#### DIRECTIONS FOR THIS TASK:
Take each line that has the word "Ablieferungsschulden" and return it.

__________

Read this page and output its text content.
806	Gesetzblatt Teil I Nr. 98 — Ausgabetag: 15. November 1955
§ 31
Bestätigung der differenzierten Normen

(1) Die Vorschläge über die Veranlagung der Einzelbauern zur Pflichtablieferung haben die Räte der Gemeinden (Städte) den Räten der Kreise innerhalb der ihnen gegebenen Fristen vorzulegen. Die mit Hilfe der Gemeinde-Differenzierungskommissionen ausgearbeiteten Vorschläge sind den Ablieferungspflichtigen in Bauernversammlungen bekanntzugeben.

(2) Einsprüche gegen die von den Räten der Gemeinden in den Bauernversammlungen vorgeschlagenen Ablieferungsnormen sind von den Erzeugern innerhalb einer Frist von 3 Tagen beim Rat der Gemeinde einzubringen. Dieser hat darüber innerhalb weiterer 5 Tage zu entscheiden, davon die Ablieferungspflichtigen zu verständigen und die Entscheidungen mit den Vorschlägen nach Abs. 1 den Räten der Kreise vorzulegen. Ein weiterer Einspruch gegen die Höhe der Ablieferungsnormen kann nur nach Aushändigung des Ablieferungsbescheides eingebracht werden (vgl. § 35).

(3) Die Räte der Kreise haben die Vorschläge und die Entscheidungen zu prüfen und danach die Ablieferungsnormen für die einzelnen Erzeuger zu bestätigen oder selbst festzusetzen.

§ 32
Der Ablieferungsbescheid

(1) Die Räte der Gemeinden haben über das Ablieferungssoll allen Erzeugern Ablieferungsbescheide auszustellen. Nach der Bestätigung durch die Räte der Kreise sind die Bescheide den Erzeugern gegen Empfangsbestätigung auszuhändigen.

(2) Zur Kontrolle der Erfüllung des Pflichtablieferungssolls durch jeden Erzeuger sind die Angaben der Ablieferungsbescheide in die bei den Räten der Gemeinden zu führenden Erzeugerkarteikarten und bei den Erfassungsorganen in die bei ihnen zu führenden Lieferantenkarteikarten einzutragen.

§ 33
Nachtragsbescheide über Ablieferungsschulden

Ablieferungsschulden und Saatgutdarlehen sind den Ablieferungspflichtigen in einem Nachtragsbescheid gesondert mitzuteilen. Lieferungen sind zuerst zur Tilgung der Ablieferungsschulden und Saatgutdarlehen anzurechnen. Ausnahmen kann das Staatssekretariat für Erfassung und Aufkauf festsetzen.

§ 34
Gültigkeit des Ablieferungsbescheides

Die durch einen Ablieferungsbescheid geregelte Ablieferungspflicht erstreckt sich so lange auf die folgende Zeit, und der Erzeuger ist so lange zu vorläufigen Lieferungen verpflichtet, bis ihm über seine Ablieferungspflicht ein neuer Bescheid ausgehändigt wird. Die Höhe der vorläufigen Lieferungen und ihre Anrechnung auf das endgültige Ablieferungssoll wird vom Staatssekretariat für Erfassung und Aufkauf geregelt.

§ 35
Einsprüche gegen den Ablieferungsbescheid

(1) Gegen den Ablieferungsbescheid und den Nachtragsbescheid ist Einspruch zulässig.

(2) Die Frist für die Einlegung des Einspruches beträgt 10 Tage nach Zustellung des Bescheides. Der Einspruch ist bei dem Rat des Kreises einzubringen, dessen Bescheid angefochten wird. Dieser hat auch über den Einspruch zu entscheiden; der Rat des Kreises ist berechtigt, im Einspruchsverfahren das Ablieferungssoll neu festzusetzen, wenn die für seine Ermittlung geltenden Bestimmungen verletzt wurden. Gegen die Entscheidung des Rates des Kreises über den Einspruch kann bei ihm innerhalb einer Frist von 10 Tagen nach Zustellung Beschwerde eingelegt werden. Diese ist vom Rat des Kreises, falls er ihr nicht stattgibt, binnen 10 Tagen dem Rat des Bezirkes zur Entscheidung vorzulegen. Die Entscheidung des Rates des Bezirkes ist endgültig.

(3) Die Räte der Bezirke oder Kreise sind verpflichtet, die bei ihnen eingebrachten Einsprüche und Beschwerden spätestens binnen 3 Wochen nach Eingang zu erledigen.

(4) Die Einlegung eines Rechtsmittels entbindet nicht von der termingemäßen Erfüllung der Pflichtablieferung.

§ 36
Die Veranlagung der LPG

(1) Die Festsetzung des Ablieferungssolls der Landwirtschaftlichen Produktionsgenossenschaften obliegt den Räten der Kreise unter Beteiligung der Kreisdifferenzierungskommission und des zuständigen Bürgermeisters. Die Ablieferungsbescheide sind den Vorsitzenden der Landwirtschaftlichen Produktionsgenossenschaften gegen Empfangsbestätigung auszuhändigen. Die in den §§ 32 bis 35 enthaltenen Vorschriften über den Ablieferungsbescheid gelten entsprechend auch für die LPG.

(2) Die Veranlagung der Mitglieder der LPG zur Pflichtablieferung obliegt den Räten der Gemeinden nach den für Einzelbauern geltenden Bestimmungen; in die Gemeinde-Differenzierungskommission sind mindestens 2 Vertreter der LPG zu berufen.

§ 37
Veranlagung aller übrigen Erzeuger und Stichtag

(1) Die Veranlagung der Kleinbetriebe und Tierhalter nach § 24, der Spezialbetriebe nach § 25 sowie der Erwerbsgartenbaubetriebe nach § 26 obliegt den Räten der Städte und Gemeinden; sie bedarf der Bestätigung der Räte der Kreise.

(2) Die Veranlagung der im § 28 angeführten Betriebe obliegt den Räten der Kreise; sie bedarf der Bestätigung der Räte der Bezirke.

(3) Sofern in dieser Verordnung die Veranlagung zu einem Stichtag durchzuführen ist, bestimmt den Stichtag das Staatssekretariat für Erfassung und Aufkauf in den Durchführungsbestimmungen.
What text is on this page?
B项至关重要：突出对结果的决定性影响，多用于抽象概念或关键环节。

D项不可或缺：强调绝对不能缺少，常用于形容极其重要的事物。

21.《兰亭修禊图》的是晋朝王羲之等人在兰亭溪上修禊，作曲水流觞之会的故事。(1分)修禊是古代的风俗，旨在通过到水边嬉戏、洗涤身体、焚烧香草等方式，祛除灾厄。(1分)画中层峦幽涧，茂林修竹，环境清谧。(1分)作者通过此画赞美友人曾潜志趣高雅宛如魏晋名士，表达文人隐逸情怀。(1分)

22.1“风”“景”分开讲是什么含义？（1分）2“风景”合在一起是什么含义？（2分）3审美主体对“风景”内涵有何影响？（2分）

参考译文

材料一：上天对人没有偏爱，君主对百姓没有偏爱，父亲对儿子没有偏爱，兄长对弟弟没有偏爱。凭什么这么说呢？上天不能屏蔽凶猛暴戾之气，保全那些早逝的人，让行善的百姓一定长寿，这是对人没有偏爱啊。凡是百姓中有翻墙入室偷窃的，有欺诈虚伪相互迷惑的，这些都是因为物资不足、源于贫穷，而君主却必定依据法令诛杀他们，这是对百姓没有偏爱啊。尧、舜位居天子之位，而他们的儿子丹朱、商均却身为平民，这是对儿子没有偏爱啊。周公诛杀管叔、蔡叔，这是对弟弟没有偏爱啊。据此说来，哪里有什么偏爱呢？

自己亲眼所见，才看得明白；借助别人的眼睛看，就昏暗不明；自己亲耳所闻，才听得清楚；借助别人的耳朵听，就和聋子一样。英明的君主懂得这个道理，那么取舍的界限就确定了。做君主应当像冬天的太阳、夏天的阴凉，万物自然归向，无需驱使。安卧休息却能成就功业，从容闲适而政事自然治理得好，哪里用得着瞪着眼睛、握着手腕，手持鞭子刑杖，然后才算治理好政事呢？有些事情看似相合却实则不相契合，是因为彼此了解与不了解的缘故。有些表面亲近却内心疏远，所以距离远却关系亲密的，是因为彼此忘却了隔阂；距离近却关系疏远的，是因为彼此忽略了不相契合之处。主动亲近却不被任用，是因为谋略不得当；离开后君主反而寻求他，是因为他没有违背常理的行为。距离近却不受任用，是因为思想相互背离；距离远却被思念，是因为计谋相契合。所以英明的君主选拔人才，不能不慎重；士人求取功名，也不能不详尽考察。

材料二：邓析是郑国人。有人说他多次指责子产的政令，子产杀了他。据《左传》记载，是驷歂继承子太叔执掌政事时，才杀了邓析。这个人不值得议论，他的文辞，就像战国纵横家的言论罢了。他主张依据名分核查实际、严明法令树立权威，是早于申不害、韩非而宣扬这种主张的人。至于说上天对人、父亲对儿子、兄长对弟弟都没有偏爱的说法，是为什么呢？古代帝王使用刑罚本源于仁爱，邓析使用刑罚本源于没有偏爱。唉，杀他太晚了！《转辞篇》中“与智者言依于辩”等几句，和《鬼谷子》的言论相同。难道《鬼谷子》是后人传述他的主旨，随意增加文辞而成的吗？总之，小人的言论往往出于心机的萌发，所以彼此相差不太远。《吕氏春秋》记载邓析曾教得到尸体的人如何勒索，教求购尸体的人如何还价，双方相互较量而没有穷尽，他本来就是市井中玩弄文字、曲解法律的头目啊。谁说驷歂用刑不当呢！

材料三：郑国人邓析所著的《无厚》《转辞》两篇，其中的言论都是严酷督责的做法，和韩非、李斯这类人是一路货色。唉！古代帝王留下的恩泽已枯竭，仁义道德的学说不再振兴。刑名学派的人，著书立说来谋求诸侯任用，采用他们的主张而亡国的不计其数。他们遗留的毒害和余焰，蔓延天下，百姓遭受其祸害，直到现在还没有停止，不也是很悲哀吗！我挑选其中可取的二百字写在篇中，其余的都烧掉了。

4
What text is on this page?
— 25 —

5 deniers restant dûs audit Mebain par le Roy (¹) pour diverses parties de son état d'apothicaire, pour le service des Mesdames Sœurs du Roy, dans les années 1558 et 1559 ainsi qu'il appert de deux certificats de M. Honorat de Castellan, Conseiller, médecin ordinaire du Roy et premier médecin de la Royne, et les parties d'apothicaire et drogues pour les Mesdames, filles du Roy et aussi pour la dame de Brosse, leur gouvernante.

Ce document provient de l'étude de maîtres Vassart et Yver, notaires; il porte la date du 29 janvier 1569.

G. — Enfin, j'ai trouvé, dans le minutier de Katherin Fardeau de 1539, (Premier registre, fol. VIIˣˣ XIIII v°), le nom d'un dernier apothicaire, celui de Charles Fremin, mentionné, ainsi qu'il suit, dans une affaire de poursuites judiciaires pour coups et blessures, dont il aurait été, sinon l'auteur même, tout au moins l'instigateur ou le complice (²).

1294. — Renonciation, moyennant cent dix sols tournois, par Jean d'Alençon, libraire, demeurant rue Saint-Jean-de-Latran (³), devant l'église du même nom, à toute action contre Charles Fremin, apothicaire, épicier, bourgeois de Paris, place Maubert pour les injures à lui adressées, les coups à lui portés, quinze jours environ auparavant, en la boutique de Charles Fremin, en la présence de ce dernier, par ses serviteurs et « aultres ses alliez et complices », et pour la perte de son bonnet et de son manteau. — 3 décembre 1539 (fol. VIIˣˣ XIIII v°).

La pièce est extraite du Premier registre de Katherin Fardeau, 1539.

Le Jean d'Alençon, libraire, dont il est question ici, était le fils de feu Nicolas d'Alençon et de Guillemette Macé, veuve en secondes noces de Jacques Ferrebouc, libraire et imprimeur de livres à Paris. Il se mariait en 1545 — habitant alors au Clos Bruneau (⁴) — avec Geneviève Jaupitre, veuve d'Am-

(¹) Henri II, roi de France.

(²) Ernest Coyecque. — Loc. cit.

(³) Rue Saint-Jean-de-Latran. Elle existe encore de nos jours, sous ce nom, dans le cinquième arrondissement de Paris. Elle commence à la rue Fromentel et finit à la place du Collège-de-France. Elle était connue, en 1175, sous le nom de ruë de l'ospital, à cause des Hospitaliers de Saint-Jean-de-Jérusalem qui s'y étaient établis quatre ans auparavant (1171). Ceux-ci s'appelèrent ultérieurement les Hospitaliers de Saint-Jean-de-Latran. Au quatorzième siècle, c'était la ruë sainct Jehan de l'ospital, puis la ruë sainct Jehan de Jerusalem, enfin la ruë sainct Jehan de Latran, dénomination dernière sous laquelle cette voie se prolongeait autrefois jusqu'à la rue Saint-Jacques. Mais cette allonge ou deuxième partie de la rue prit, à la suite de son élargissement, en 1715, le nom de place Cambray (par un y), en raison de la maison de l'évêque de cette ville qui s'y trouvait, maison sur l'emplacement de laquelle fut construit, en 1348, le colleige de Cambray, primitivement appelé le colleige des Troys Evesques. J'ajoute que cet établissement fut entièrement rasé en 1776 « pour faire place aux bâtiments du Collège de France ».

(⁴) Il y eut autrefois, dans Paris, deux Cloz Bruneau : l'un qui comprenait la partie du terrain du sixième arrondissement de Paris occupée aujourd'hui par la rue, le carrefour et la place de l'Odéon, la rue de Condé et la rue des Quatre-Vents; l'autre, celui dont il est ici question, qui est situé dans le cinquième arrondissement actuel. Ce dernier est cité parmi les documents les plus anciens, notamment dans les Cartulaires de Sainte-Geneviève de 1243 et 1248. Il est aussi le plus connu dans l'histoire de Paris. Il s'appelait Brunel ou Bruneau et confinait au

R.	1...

__________

#### RESULT BELOW:
Nachtragsbescheide über Ablieferungsschulden
Ablieferungsschulden und Saatgutdarlehen sind den Ablieferungspflichtigen in einem Nachtragsbescheid gesondert mitzuteilen. Lieferungen sind zuerst zur Tilgung der Ablieferungsschulden und Saatgutdarlehen anzurechnen. Ausnahmen kann das Staatssekretariat für Erfassung und Aufkauf festsetzen.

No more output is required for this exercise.